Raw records
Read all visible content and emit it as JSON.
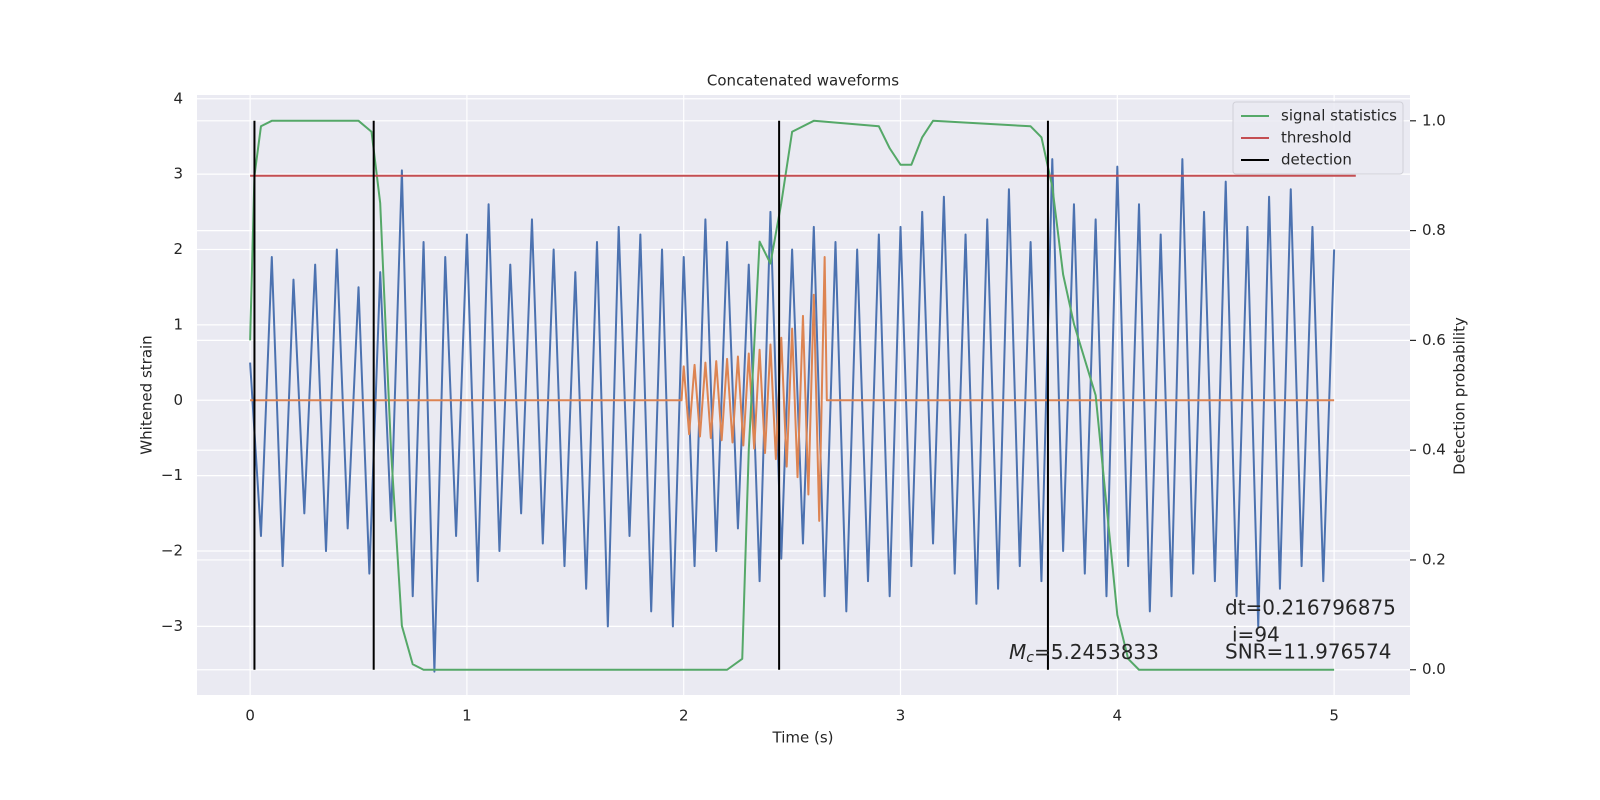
{
  "chart_data": {
    "type": "line",
    "title": "Concatenated waveforms",
    "xlabel": "Time (s)",
    "ylabel": "Whitened strain",
    "y2label": "Detection probability",
    "xlim": [
      -0.245,
      5.35
    ],
    "ylim": [
      -3.91,
      4.05
    ],
    "y2lim": [
      -0.046,
      1.047
    ],
    "xticks": [
      0,
      1,
      2,
      3,
      4,
      5
    ],
    "yticks": [
      {
        "value": -3,
        "label": "−3"
      },
      {
        "value": -2,
        "label": "−2"
      },
      {
        "value": -1,
        "label": "−1"
      },
      0,
      1,
      2,
      3,
      4
    ],
    "y2ticks": [
      {
        "value": 0,
        "label": "0.0"
      },
      0.2,
      0.4,
      0.6,
      0.8,
      {
        "value": 1,
        "label": "1.0"
      }
    ],
    "grid": true,
    "legend": "upper right",
    "series": [
      {
        "color": "#4c72b0",
        "x": [
          0,
          0.05,
          0.1,
          0.15,
          0.2,
          0.25,
          0.3,
          0.35,
          0.4,
          0.45,
          0.5,
          0.55,
          0.6,
          0.65,
          0.7,
          0.75,
          0.8,
          0.85,
          0.9,
          0.95,
          1,
          1.05,
          1.1,
          1.15,
          1.2,
          1.25,
          1.3,
          1.35,
          1.4,
          1.45,
          1.5,
          1.55,
          1.6,
          1.65,
          1.7,
          1.75,
          1.8,
          1.85,
          1.9,
          1.95,
          2,
          2.05,
          2.1,
          2.15,
          2.2,
          2.25,
          2.3,
          2.35,
          2.4,
          2.45,
          2.5,
          2.55,
          2.6,
          2.65,
          2.7,
          2.75,
          2.8,
          2.85,
          2.9,
          2.95,
          3,
          3.05,
          3.1,
          3.15,
          3.2,
          3.25,
          3.3,
          3.35,
          3.4,
          3.45,
          3.5,
          3.55,
          3.6,
          3.65,
          3.7,
          3.75,
          3.8,
          3.85,
          3.9,
          3.95,
          4,
          4.05,
          4.1,
          4.15,
          4.2,
          4.25,
          4.3,
          4.35,
          4.4,
          4.45,
          4.5,
          4.55,
          4.6,
          4.65,
          4.7,
          4.75,
          4.8,
          4.85,
          4.9,
          4.95,
          5
        ],
        "values": [
          0.5,
          -1.8,
          1.9,
          -2.2,
          1.6,
          -1.5,
          1.8,
          -2.0,
          2.0,
          -1.7,
          1.5,
          -2.3,
          1.7,
          -1.6,
          3.05,
          -2.6,
          2.1,
          -3.6,
          1.9,
          -1.8,
          2.2,
          -2.4,
          2.6,
          -2.0,
          1.8,
          -1.5,
          2.4,
          -1.9,
          2.0,
          -2.2,
          1.7,
          -2.5,
          2.1,
          -3.0,
          2.3,
          -1.8,
          2.2,
          -2.8,
          2.0,
          -3.0,
          1.9,
          -2.2,
          2.4,
          -2.0,
          2.1,
          -1.7,
          1.8,
          -2.4,
          2.5,
          -2.1,
          2.0,
          -1.9,
          2.3,
          -2.6,
          2.1,
          -2.8,
          2.0,
          -2.4,
          2.2,
          -2.6,
          2.3,
          -2.2,
          2.5,
          -1.9,
          2.7,
          -2.3,
          2.2,
          -2.7,
          2.4,
          -2.5,
          2.8,
          -2.2,
          2.1,
          -2.4,
          3.2,
          -2.0,
          2.6,
          -2.3,
          2.4,
          -2.6,
          3.1,
          -2.2,
          2.6,
          -2.8,
          2.2,
          -2.6,
          3.2,
          -2.3,
          2.5,
          -2.4,
          2.9,
          -2.6,
          2.3,
          -3.0,
          2.7,
          -2.5,
          2.8,
          -2.2,
          2.3,
          -2.4,
          2.0
        ]
      },
      {
        "color": "#dd8452",
        "x": [
          0,
          1.99,
          2.0,
          2.025,
          2.05,
          2.075,
          2.1,
          2.125,
          2.15,
          2.175,
          2.2,
          2.225,
          2.25,
          2.275,
          2.3,
          2.325,
          2.35,
          2.375,
          2.4,
          2.425,
          2.45,
          2.475,
          2.5,
          2.525,
          2.55,
          2.575,
          2.6,
          2.625,
          2.65,
          2.66,
          5
        ],
        "values": [
          0,
          0,
          0.45,
          -0.45,
          0.47,
          -0.48,
          0.5,
          -0.5,
          0.52,
          -0.53,
          0.55,
          -0.56,
          0.58,
          -0.6,
          0.62,
          -0.64,
          0.67,
          -0.7,
          0.74,
          -0.78,
          0.83,
          -0.88,
          0.95,
          -1.02,
          1.12,
          -1.25,
          1.4,
          -1.6,
          1.9,
          0,
          0
        ]
      },
      {
        "name": "signal statistics",
        "color": "#55a868",
        "axis": "y2",
        "x": [
          0,
          0.02,
          0.05,
          0.1,
          0.5,
          0.56,
          0.6,
          0.65,
          0.7,
          0.75,
          0.8,
          2.2,
          2.27,
          2.3,
          2.35,
          2.4,
          2.45,
          2.5,
          2.6,
          2.9,
          2.95,
          3.0,
          3.05,
          3.1,
          3.15,
          3.6,
          3.65,
          3.7,
          3.75,
          3.8,
          3.9,
          3.95,
          4.0,
          4.05,
          4.1,
          5.0
        ],
        "values": [
          0.6,
          0.9,
          0.99,
          1.0,
          1.0,
          0.98,
          0.85,
          0.4,
          0.08,
          0.01,
          0.0,
          0.0,
          0.02,
          0.4,
          0.78,
          0.74,
          0.85,
          0.98,
          1.0,
          0.99,
          0.95,
          0.92,
          0.92,
          0.97,
          1.0,
          0.99,
          0.97,
          0.88,
          0.72,
          0.63,
          0.5,
          0.3,
          0.1,
          0.02,
          0.0,
          0.0
        ]
      },
      {
        "name": "threshold",
        "color": "#c44e52",
        "axis": "y2",
        "x": [
          0,
          5.1
        ],
        "values": [
          0.9,
          0.9
        ]
      },
      {
        "name": "detection",
        "color": "#000000",
        "axis": "y2",
        "kind": "vline",
        "x": [
          0.02,
          0.57,
          2.44,
          3.68
        ],
        "ymin": 0,
        "ymax": 1
      }
    ],
    "annotations": {
      "dt": "dt=0.216796875",
      "i": "i=94",
      "snr": "SNR=11.976574",
      "mc": {
        "symbol": "M",
        "subscript": "c",
        "text": "=5.2453833"
      }
    }
  }
}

Problem statement:
Show every line in the records above that contains the word "color".

Written solution:
        "color": "#4c72b0",
        "color": "#dd8452",
        "color": "#55a868",
        "color": "#c44e52",
        "color": "#000000",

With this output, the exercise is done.